DATA FOR PROCESSING:
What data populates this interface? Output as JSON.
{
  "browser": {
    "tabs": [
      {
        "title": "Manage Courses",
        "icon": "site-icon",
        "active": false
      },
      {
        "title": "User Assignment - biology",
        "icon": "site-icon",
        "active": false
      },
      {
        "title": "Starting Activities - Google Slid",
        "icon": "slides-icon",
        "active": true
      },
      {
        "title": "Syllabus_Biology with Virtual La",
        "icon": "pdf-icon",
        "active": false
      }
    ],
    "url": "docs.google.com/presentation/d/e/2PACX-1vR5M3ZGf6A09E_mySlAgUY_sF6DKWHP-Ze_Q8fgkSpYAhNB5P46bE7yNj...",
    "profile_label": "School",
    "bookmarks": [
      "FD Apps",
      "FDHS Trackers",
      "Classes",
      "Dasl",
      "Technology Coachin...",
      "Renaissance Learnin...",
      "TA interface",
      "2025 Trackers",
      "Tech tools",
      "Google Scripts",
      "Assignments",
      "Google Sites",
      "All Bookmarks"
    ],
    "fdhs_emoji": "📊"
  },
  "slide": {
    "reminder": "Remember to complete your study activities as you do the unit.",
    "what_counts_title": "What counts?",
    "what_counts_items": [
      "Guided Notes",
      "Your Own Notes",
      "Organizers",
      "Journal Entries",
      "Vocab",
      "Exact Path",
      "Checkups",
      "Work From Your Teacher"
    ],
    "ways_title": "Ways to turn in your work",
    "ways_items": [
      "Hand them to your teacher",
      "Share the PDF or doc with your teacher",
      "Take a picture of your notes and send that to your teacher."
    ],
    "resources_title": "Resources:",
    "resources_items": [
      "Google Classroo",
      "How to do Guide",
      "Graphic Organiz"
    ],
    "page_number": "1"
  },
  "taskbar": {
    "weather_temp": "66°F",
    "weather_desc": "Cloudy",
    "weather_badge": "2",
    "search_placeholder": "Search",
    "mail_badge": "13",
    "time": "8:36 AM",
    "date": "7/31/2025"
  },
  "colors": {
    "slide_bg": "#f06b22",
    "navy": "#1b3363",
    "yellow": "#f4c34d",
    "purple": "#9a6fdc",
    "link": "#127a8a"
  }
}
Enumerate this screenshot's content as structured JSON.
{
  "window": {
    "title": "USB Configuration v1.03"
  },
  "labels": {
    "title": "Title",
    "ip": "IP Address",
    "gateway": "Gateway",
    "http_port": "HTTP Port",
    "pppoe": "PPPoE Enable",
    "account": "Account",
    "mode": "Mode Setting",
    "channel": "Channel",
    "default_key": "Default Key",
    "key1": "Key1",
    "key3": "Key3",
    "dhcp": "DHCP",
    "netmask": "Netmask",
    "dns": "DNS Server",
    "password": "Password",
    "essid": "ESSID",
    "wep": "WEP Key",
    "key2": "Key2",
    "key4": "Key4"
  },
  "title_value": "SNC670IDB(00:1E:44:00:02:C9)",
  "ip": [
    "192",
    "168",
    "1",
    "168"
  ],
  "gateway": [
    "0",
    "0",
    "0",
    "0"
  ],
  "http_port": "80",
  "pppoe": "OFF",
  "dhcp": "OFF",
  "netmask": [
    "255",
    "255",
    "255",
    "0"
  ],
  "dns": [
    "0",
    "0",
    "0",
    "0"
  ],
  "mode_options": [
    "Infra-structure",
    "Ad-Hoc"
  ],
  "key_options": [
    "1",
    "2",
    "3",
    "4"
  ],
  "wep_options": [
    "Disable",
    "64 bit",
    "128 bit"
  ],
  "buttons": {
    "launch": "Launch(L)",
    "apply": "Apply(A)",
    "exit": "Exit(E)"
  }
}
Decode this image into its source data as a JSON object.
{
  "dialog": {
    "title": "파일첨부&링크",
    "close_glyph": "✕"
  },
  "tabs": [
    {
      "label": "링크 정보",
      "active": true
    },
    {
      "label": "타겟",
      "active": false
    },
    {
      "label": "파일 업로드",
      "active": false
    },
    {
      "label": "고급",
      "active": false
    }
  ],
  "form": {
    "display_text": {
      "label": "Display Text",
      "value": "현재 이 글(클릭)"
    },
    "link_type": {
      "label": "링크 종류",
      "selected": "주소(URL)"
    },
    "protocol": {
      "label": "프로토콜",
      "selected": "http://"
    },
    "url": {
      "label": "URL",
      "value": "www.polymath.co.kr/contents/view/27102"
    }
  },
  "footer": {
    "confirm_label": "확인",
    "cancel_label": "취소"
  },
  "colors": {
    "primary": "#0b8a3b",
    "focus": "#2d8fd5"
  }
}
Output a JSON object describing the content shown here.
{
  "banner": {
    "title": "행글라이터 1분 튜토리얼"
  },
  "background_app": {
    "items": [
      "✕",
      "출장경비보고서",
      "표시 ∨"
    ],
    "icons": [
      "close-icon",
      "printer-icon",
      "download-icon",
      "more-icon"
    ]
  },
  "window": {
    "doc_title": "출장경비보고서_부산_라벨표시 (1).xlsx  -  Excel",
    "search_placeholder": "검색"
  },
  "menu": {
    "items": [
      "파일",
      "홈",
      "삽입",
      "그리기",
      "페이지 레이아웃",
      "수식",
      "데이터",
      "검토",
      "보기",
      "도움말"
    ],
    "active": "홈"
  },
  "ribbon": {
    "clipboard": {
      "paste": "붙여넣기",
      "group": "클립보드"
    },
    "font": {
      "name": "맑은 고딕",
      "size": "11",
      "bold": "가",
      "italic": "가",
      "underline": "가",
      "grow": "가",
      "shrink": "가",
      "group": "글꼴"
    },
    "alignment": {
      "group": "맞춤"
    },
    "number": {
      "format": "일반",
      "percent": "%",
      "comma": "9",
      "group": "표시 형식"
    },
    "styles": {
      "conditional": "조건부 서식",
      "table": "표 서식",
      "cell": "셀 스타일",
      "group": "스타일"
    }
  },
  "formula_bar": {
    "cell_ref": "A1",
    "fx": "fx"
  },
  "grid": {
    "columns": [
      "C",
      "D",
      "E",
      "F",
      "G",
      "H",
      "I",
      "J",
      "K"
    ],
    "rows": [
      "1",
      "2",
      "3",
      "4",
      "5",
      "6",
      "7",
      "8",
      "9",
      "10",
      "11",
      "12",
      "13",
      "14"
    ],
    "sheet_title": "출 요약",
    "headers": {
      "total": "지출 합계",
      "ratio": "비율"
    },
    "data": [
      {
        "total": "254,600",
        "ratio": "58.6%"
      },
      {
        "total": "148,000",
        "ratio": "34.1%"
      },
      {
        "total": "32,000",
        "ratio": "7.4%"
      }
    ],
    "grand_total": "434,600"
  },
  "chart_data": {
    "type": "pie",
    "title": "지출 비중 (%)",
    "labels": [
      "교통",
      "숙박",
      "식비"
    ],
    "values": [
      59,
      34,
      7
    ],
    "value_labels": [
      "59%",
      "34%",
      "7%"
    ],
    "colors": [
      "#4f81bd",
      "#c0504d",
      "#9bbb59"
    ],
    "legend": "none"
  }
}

PROBLEM STATEMENT:
Count every line in the data where the string "interface" occurs. Give nothing except the number.

SOLUTION TO THE EXERCISE:
2